Written problem -
From the data that follows, report how many lines hold the string "frac", giving only the number.

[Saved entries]
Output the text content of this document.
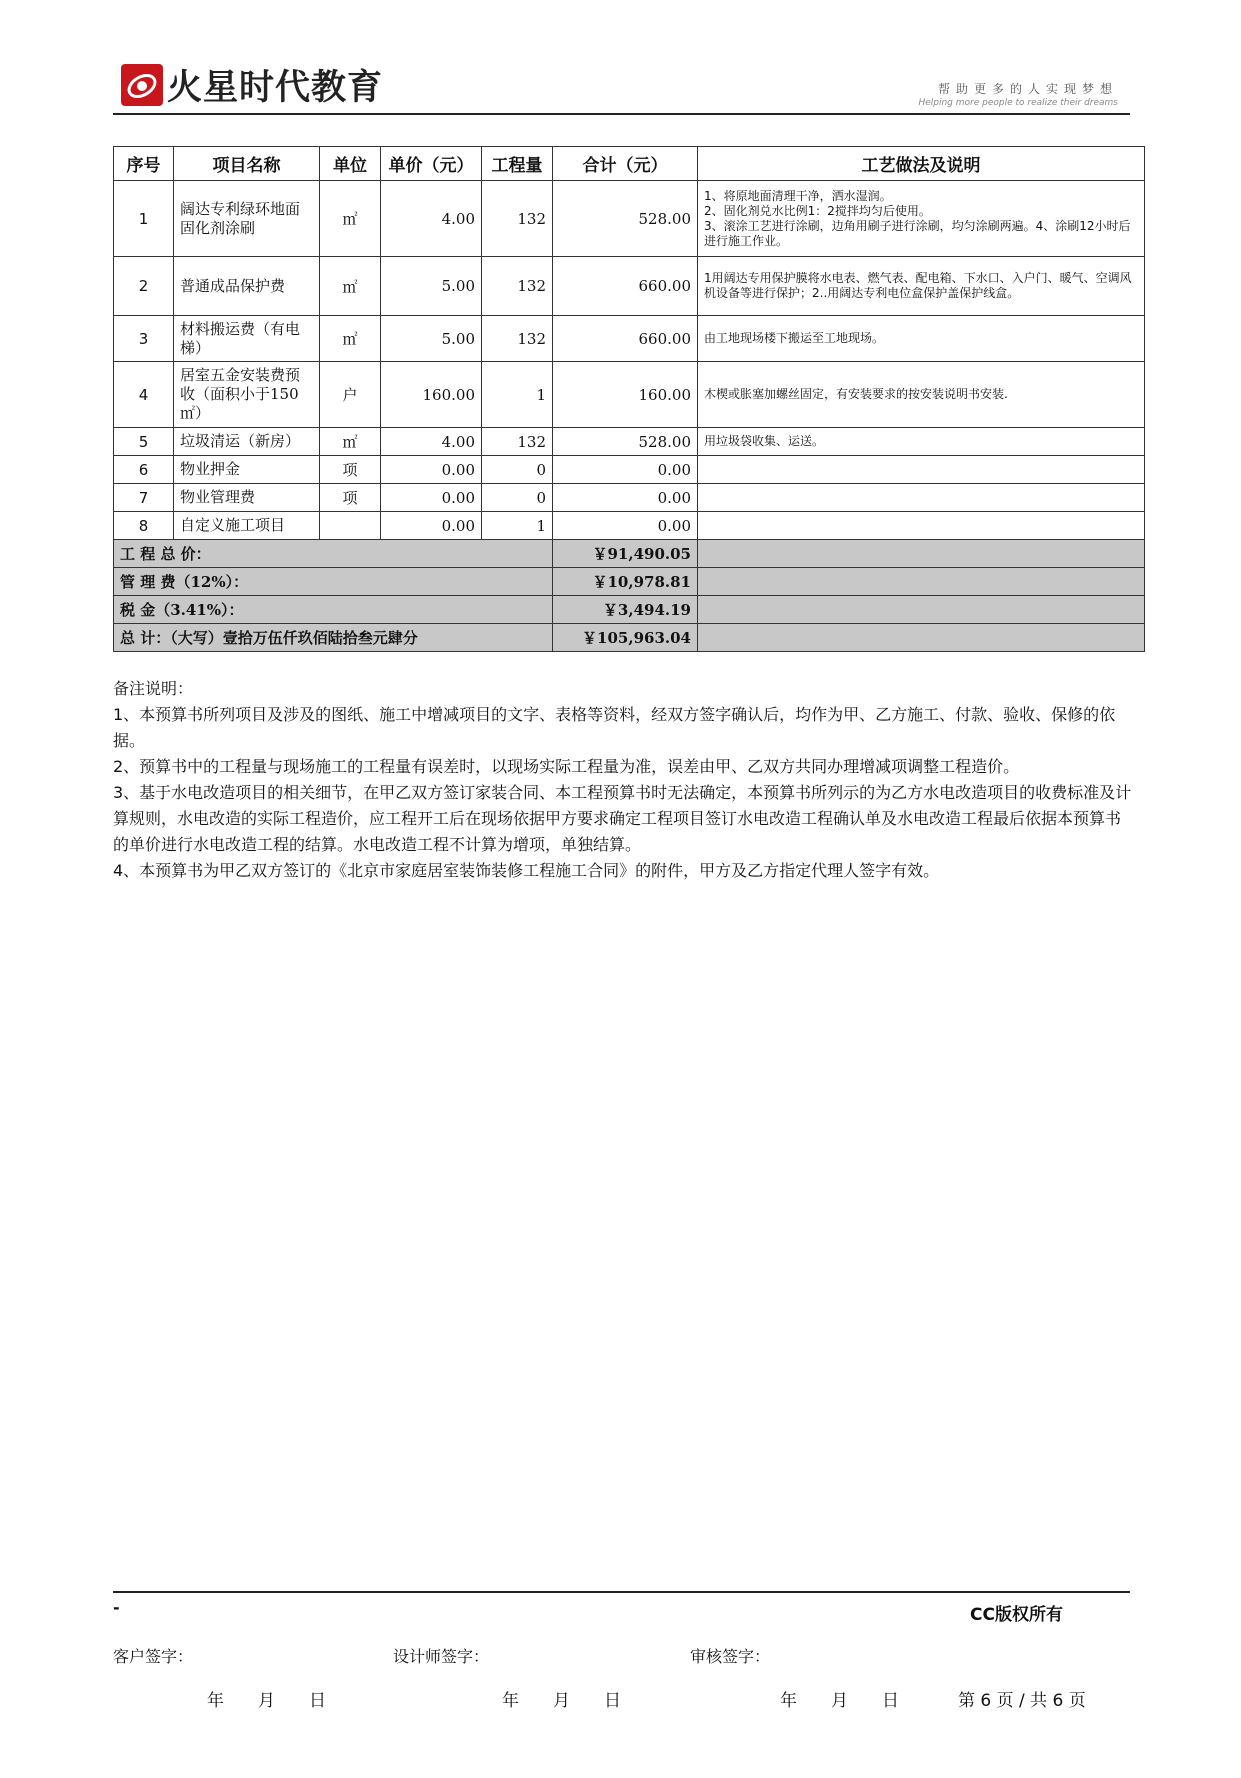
火星时代教育	帮助更多的人实现梦想
Helping more people to realize their dreams
序号	项目名称	单位	单价（元）	工程量	合计（元）	工艺做法及说明
1	阔达专利绿环地面固化剂涂刷	㎡	4.00	132	528.00	1、将原地面清理干净，洒水湿润。
2、固化剂兑水比例1：2搅拌均匀后使用。
3、滚涂工艺进行涂刷，边角用刷子进行涂刷，均匀涂刷两遍。4、涂刷12小时后进行施工作业。
2	普通成品保护费	㎡	5.00	132	660.00	1用阔达专用保护膜将水电表、燃气表、配电箱、下水口、入户门、暖气、空调风机设备等进行保护；2..用阔达专利电位盒保护盖保护线盒。
3	材料搬运费（有电梯）	㎡	5.00	132	660.00	由工地现场楼下搬运至工地现场。
4	居室五金安装费预收（面积小于150㎡）	户	160.00	1	160.00	木楔或胀塞加螺丝固定，有安装要求的按安装说明书安装.
5	垃圾清运（新房）	㎡	4.00	132	528.00	用垃圾袋收集、运送。
6	物业押金	项	0.00	0	0.00	
7	物业管理费	项	0.00	0	0.00	
8	自定义施工项目		0.00	1	0.00	
工 程 总 价：					￥91,490.05	
管 理 费（12%）：					￥10,978.81	
税 金（3.41%）：					￥3,494.19	
总 计：（大写）壹拾万伍仟玖佰陆拾叁元肆分					￥105,963.04	

备注说明：

1、本预算书所列项目及涉及的图纸、施工中增减项目的文字、表格等资料，经双方签字确认后，均作为甲、乙方施工、付款、验收、保修的依据。

2、预算书中的工程量与现场施工的工程量有误差时，以现场实际工程量为准，误差由甲、乙双方共同办理增减项调整工程造价。

3、基于水电改造项目的相关细节，在甲乙双方签订家装合同、本工程预算书时无法确定，本预算书所列示的为乙方水电改造项目的收费标准及计算规则，水电改造的实际工程造价，应工程开工后在现场依据甲方要求确定工程项目签订水电改造工程确认单及水电改造工程最后依据本预算书的单价进行水电改造工程的结算。水电改造工程不计算为增项，单独结算。

4、本预算书为甲乙双方签订的《北京市家庭居室装饰装修工程施工合同》的附件，甲方及乙方指定代理人签字有效。

-	CC版权所有
客户签字：	设计师签字：	审核签字：
年　　月　　日	年　　月　　日	年　　月　　日	第 6 页 / 共 6 页
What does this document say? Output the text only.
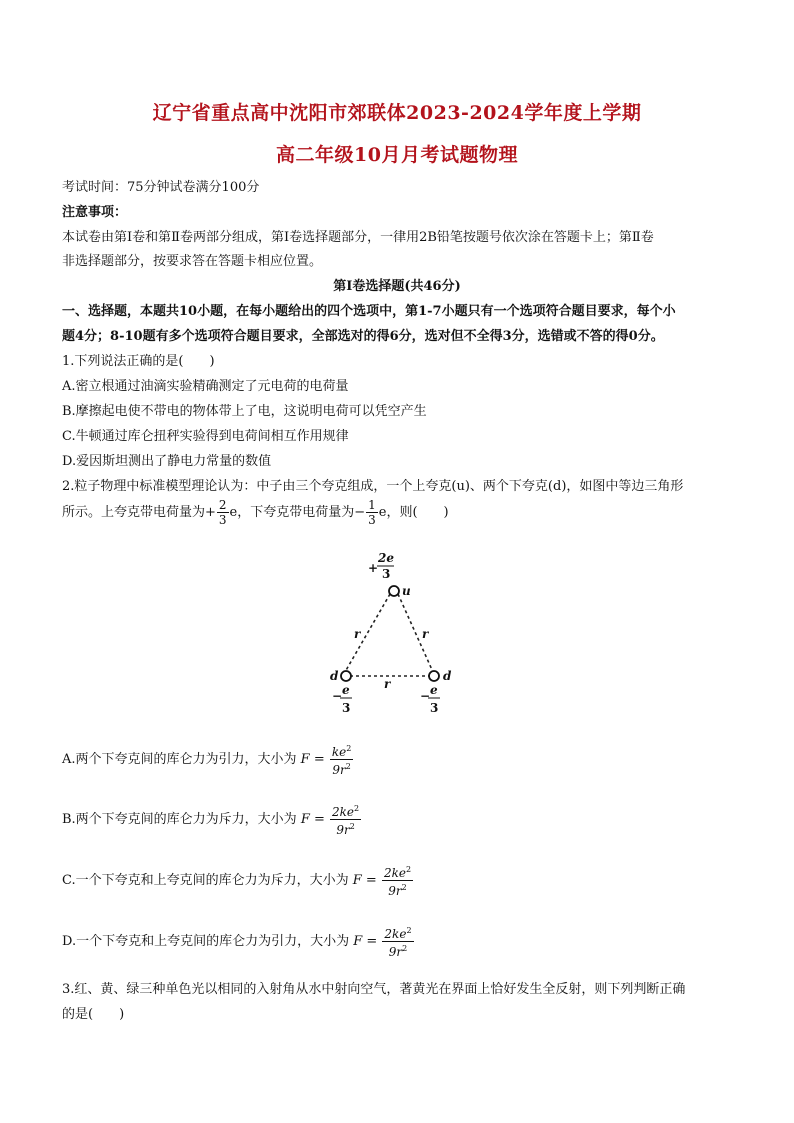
辽宁省重点高中沈阳市郊联体2023-2024学年度上学期
高二年级10月月考试题物理
考试时间：75分钟试卷满分100分
注意事项：
本试卷由第Ⅰ卷和第Ⅱ卷两部分组成，第Ⅰ卷选择题部分，一律用2B铅笔按题号依次涂在答题卡上；第Ⅱ卷
非选择题部分，按要求答在答题卡相应位置。
第Ⅰ卷选择题(共46分)
一、选择题，本题共10小题，在每小题给出的四个选项中，第1-7小题只有一个选项符合题目要求，每个小
题4分；8-10题有多个选项符合题目要求，全部选对的得6分，选对但不全得3分，选错或不答的得0分。
1.下列说法正确的是(　　)
A.密立根通过油滴实验精确测定了元电荷的电荷量
B.摩擦起电使不带电的物体带上了电，这说明电荷可以凭空产生
C.牛顿通过库仑扭秤实验得到电荷间相互作用规律
D.爱因斯坦测出了静电力常量的数值
2.粒子物理中标准模型理论认为：中子由三个夸克组成，一个上夸克(u)、两个下夸克(d)，如图中等边三角形
所示。上夸克带电荷量为+ $\frac{2}{3}$ e，下夸克带电荷量为− $\frac{1}{3}$ e，则(　　)
+
2e
3
u
d	d
r	r
r
− e
3
− e
3
A.两个下夸克间的库仑力为引力，大小为 $F = \frac{ke^2}{9r^2}$
B.两个下夸克间的库仑力为斥力，大小为 $F = \frac{2ke^2}{9r^2}$
C.一个下夸克和上夸克间的库仑力为斥力，大小为 $F = \frac{2ke^2}{9r^2}$
D.一个下夸克和上夸克间的库仑力为引力，大小为 $F = \frac{2ke^2}{9r^2}$
3.红、黄、绿三种单色光以相同的入射角从水中射向空气，著黄光在界面上恰好发生全反射，则下列判断正确
的是(　　)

Result -
5